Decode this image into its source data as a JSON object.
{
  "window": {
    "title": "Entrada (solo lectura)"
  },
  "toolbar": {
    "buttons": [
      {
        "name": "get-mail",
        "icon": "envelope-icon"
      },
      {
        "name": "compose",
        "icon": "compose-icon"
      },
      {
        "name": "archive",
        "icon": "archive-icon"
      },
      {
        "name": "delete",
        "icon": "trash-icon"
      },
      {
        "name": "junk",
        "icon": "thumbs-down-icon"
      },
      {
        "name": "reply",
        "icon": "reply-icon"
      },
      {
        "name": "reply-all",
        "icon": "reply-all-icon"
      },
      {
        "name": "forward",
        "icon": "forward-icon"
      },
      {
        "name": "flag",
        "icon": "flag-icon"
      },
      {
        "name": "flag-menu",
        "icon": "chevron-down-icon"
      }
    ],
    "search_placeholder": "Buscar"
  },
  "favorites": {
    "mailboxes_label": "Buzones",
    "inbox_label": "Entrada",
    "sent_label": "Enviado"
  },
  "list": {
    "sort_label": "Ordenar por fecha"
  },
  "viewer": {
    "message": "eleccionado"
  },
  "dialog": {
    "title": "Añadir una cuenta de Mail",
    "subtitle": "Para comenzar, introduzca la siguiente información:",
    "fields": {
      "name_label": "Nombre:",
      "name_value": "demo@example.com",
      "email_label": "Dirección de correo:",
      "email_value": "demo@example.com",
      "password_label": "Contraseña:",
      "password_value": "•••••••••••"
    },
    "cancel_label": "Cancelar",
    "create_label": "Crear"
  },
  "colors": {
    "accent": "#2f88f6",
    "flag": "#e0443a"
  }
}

:::

▸ **Task details**: Pick out each line above that includes "example" and show it.

▸ **Full answer**:
      "name_value": "demo@example.com",
      "email_value": "demo@example.com",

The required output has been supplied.